GOAL OF THE EXERCISE: Please transcribe the entries exactly and omit the images they contain.

INPUT FOR THIS TASK:
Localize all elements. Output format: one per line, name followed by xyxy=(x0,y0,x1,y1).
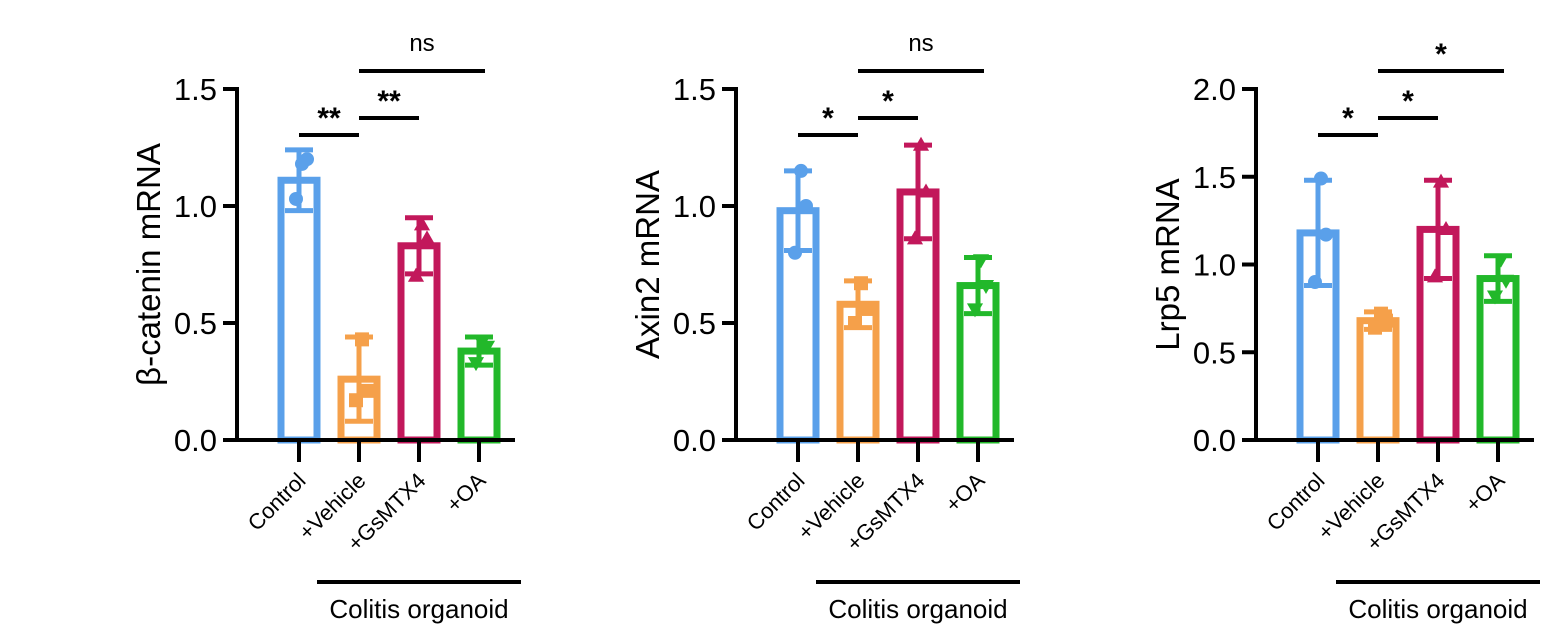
data-point xyxy=(854,276,868,291)
data-point xyxy=(418,230,436,245)
significance-ns: ns xyxy=(908,30,933,57)
y-tick-label: 1.5 xyxy=(174,72,217,107)
data-point xyxy=(848,316,862,330)
x-tick-label: +OA xyxy=(441,468,490,517)
data-point xyxy=(966,303,984,318)
data-point xyxy=(917,183,935,198)
significance-star: ** xyxy=(317,102,341,135)
data-point xyxy=(295,156,309,171)
data-point xyxy=(977,279,995,294)
y-tick-label: 1.0 xyxy=(673,189,716,224)
y-tick-label: 2.0 xyxy=(1193,72,1236,107)
significance-ns: ns xyxy=(409,30,434,57)
data-point xyxy=(794,163,808,178)
data-point xyxy=(360,383,374,398)
data-point xyxy=(407,267,425,282)
y-tick-label: 1.5 xyxy=(1193,160,1236,195)
data-point xyxy=(413,216,431,231)
significance-star: * xyxy=(822,102,834,135)
y-tick-label: 1.0 xyxy=(174,189,217,224)
y-tick-label: 0.0 xyxy=(673,423,716,458)
data-point xyxy=(1432,173,1450,188)
data-point xyxy=(349,393,363,408)
x-tick-label: +OA xyxy=(940,468,989,517)
data-point xyxy=(1492,253,1510,268)
data-point xyxy=(1368,320,1382,335)
group-label: Colitis organoid xyxy=(828,594,1007,624)
data-point xyxy=(473,336,491,351)
data-point xyxy=(906,230,924,245)
y-axis-label: Axin2 mRNA xyxy=(629,170,666,359)
y-axis-label: Lrp5 mRNA xyxy=(1149,178,1186,350)
data-point xyxy=(289,191,303,206)
significance-star: * xyxy=(1342,102,1354,135)
y-tick-label: 0.0 xyxy=(1193,423,1236,458)
bar-control xyxy=(277,176,321,444)
data-point xyxy=(1314,171,1328,186)
data-point xyxy=(912,136,930,151)
y-tick-label: 0.5 xyxy=(673,306,716,341)
data-point xyxy=(799,199,813,213)
y-axis-label: β-catenin mRNA xyxy=(130,143,167,386)
significance-star: ** xyxy=(377,85,401,118)
significance-star: * xyxy=(1402,85,1414,118)
data-point xyxy=(1486,290,1504,305)
y-tick-label: 0.0 xyxy=(174,423,217,458)
data-point xyxy=(1497,274,1515,289)
y-tick-label: 1.5 xyxy=(673,72,716,107)
data-point xyxy=(1319,227,1333,242)
data-point xyxy=(859,301,873,316)
y-tick-label: 1.0 xyxy=(1193,248,1236,283)
significance-star: * xyxy=(882,85,894,118)
data-point xyxy=(788,245,802,260)
data-point xyxy=(1426,268,1444,283)
data-point xyxy=(1374,306,1388,321)
y-tick-label: 0.5 xyxy=(174,306,217,341)
data-point xyxy=(1437,221,1455,235)
group-label: Colitis organoid xyxy=(329,594,508,624)
group-label: Colitis organoid xyxy=(1348,594,1527,624)
y-tick-label: 0.5 xyxy=(1193,335,1236,370)
data-point xyxy=(1308,275,1322,290)
bar-vehicle xyxy=(1356,317,1400,444)
data-point xyxy=(467,357,485,372)
x-tick-label: +OA xyxy=(1460,468,1509,517)
data-point xyxy=(972,254,990,269)
data-point xyxy=(355,332,369,347)
significance-star: * xyxy=(1435,38,1447,71)
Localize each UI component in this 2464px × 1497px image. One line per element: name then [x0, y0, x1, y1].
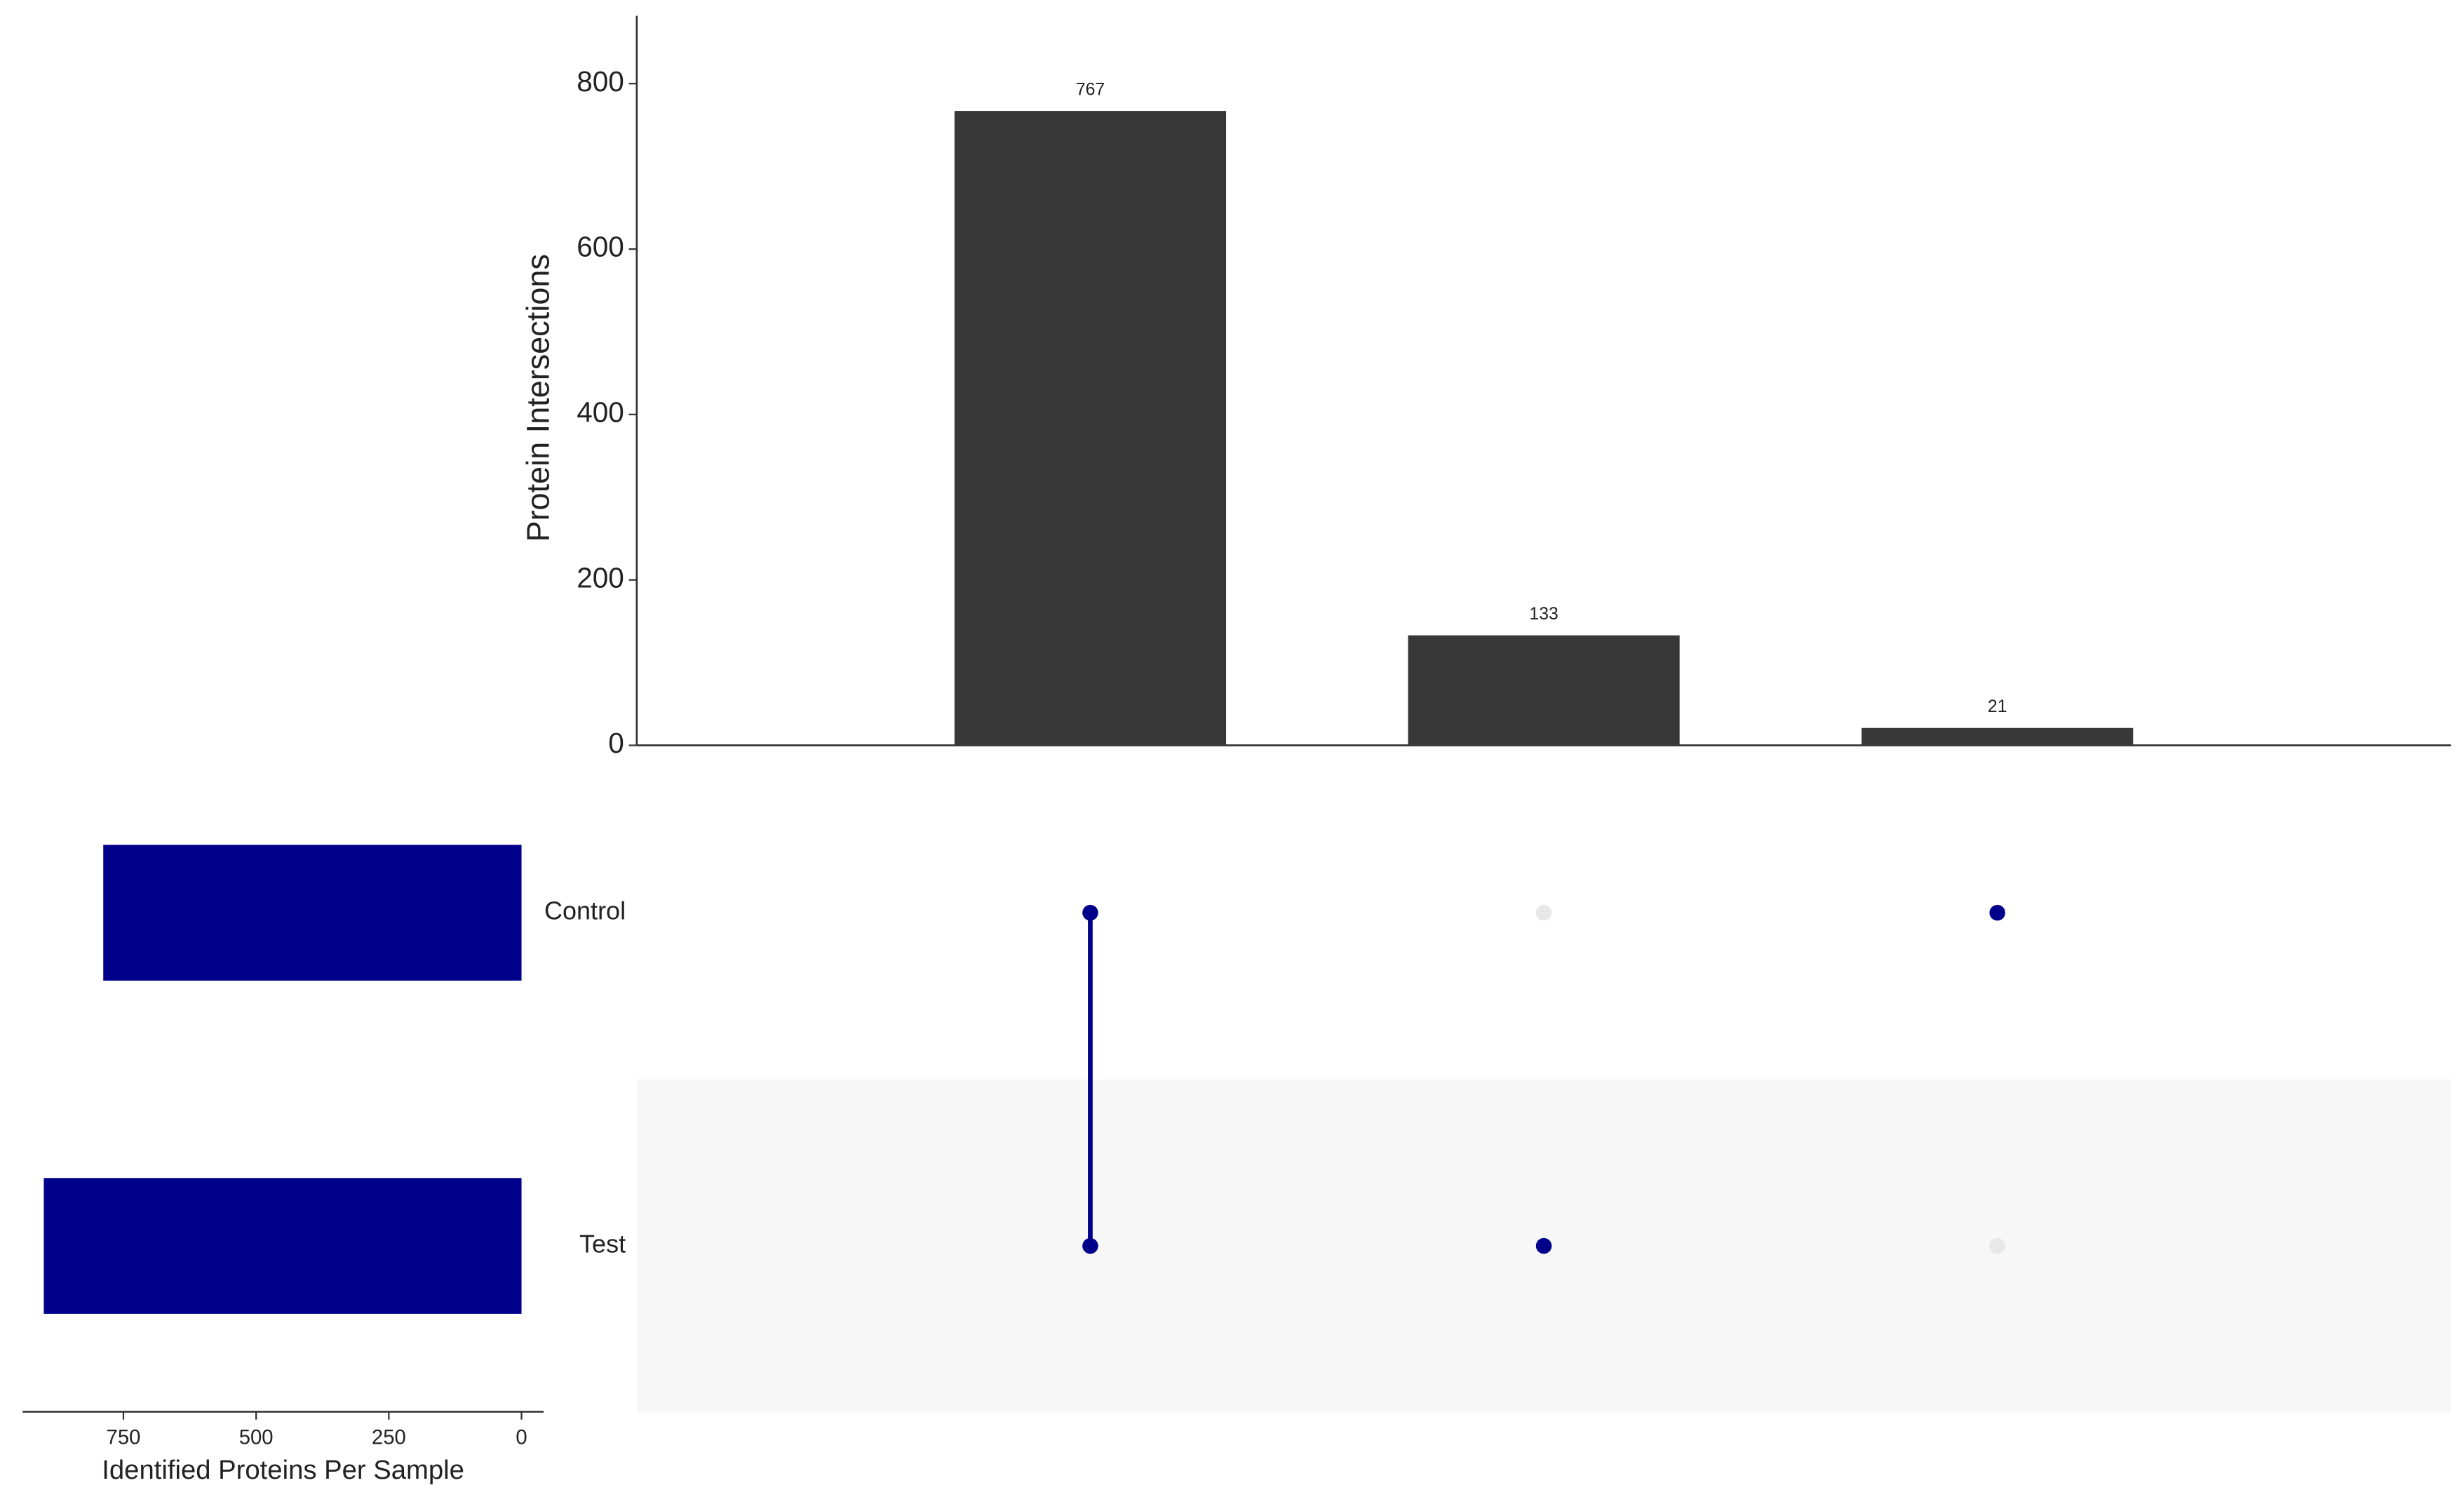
- bar-value-label: 767: [1076, 80, 1105, 99]
- set-label: Control: [544, 897, 626, 925]
- y-tick-label: 200: [577, 561, 624, 593]
- bar-value-label: 133: [1529, 605, 1558, 624]
- bar: [954, 111, 1227, 746]
- set-x-tick-label: 750: [107, 1426, 141, 1449]
- y-tick-label: 600: [577, 231, 624, 263]
- dot-inactive: [1535, 904, 1552, 921]
- dot-active: [1989, 904, 2005, 921]
- y-tick-label: 0: [608, 727, 624, 759]
- dot-inactive: [1989, 1237, 2005, 1254]
- y-axis-title: Protein Intersections: [520, 254, 556, 542]
- y-tick-label: 400: [577, 396, 624, 429]
- dot-active: [1082, 1237, 1098, 1254]
- set-size-bar: [103, 845, 522, 981]
- set-label: Test: [579, 1230, 626, 1258]
- set-x-tick-label: 250: [372, 1426, 406, 1449]
- dot-active: [1082, 904, 1098, 921]
- set-x-tick-label: 0: [516, 1426, 527, 1449]
- bar: [1408, 635, 1680, 746]
- x-axis-title: Identified Proteins Per Sample: [102, 1455, 464, 1485]
- set-size-bar: [43, 1178, 522, 1314]
- bar: [1862, 727, 2134, 746]
- bar-value-label: 21: [1988, 697, 2007, 716]
- y-tick-label: 800: [577, 65, 624, 98]
- dot-active: [1535, 1237, 1552, 1254]
- set-x-tick-label: 500: [239, 1426, 274, 1449]
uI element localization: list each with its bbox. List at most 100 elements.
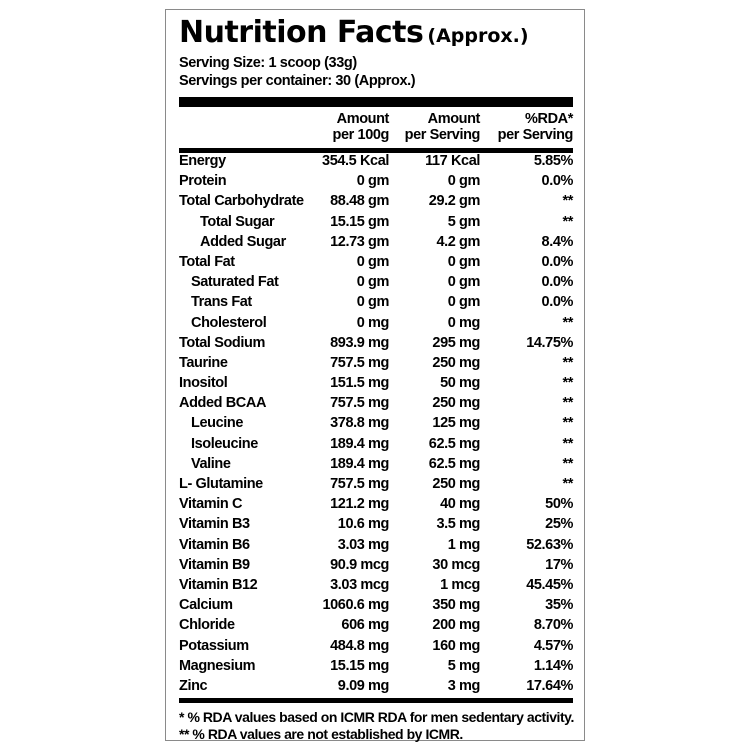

SOLVED EXERCISE:
Localize all elements. Output format: one per line, name followed by xyxy=(x0,y0,x1,y1).
data-point xyxy=(854,276,868,291)
data-point xyxy=(418,230,436,245)
significance-ns: ns xyxy=(908,30,933,57)
y-tick-label: 1.5 xyxy=(174,72,217,107)
data-point xyxy=(848,316,862,330)
x-tick-label: +OA xyxy=(441,468,490,517)
data-point xyxy=(966,303,984,318)
data-point xyxy=(917,183,935,198)
significance-star: ** xyxy=(317,102,341,135)
data-point xyxy=(295,156,309,171)
data-point xyxy=(977,279,995,294)
y-tick-label: 1.0 xyxy=(673,189,716,224)
y-tick-label: 2.0 xyxy=(1193,72,1236,107)
significance-ns: ns xyxy=(409,30,434,57)
data-point xyxy=(794,163,808,178)
data-point xyxy=(360,383,374,398)
data-point xyxy=(407,267,425,282)
y-tick-label: 1.5 xyxy=(1193,160,1236,195)
data-point xyxy=(413,216,431,231)
significance-star: * xyxy=(822,102,834,135)
y-tick-label: 1.0 xyxy=(174,189,217,224)
y-tick-label: 0.0 xyxy=(673,423,716,458)
data-point xyxy=(1432,173,1450,188)
data-point xyxy=(349,393,363,408)
x-tick-label: +OA xyxy=(940,468,989,517)
data-point xyxy=(1492,253,1510,268)
data-point xyxy=(1368,320,1382,335)
group-label: Colitis organoid xyxy=(828,594,1007,624)
data-point xyxy=(473,336,491,351)
data-point xyxy=(906,230,924,245)
y-axis-label: Axin2 mRNA xyxy=(629,170,666,359)
y-axis-label: Lrp5 mRNA xyxy=(1149,178,1186,350)
data-point xyxy=(289,191,303,206)
significance-star: * xyxy=(1342,102,1354,135)
y-tick-label: 0.0 xyxy=(1193,423,1236,458)
bar-control xyxy=(277,176,321,444)
data-point xyxy=(1314,171,1328,186)
data-point xyxy=(912,136,930,151)
y-tick-label: 0.5 xyxy=(673,306,716,341)
data-point xyxy=(799,199,813,213)
y-axis-label: β-catenin mRNA xyxy=(130,143,167,386)
significance-star: ** xyxy=(377,85,401,118)
significance-star: * xyxy=(1402,85,1414,118)
data-point xyxy=(1486,290,1504,305)
y-tick-label: 0.0 xyxy=(174,423,217,458)
data-point xyxy=(1497,274,1515,289)
y-tick-label: 1.5 xyxy=(673,72,716,107)
data-point xyxy=(1319,227,1333,242)
data-point xyxy=(859,301,873,316)
y-tick-label: 1.0 xyxy=(1193,248,1236,283)
significance-star: * xyxy=(882,85,894,118)
data-point xyxy=(788,245,802,260)
data-point xyxy=(1426,268,1444,283)
data-point xyxy=(1374,306,1388,321)
y-tick-label: 0.5 xyxy=(174,306,217,341)
data-point xyxy=(1437,221,1455,235)
group-label: Colitis organoid xyxy=(329,594,508,624)
group-label: Colitis organoid xyxy=(1348,594,1527,624)
y-tick-label: 0.5 xyxy=(1193,335,1236,370)
data-point xyxy=(1308,275,1322,290)
bar-vehicle xyxy=(1356,317,1400,444)
data-point xyxy=(467,357,485,372)
x-tick-label: +OA xyxy=(1460,468,1509,517)
data-point xyxy=(972,254,990,269)
data-point xyxy=(355,332,369,347)
significance-star: * xyxy=(1435,38,1447,71)
Localize each UI component in this 2464px × 1497px image. One line per element: name then [x0, y0, x1, y1].
- bar-value-label: 767: [1076, 80, 1105, 99]
- set-label: Control: [544, 897, 626, 925]
- y-tick-label: 200: [577, 561, 624, 593]
- bar-value-label: 133: [1529, 605, 1558, 624]
- bar: [954, 111, 1227, 746]
- set-x-tick-label: 750: [107, 1426, 141, 1449]
- y-tick-label: 600: [577, 231, 624, 263]
- dot-inactive: [1535, 904, 1552, 921]
- dot-active: [1989, 904, 2005, 921]
- y-tick-label: 0: [608, 727, 624, 759]
- dot-inactive: [1989, 1237, 2005, 1254]
- y-axis-title: Protein Intersections: [520, 254, 556, 542]
- y-tick-label: 400: [577, 396, 624, 429]
- dot-active: [1082, 1237, 1098, 1254]
- set-size-bar: [103, 845, 522, 981]
- set-label: Test: [579, 1230, 626, 1258]
- set-x-tick-label: 250: [372, 1426, 406, 1449]
- dot-active: [1082, 904, 1098, 921]
- set-x-tick-label: 0: [516, 1426, 527, 1449]
- bar: [1408, 635, 1680, 746]
- x-axis-title: Identified Proteins Per Sample: [102, 1455, 464, 1485]
- set-size-bar: [43, 1178, 522, 1314]
- bar: [1862, 727, 2134, 746]
- bar-value-label: 21: [1988, 697, 2007, 716]
- y-tick-label: 800: [577, 65, 624, 98]
- dot-active: [1535, 1237, 1552, 1254]
- set-x-tick-label: 500: [239, 1426, 274, 1449]
uI element localization: list each with its bbox. List at most 100 elements.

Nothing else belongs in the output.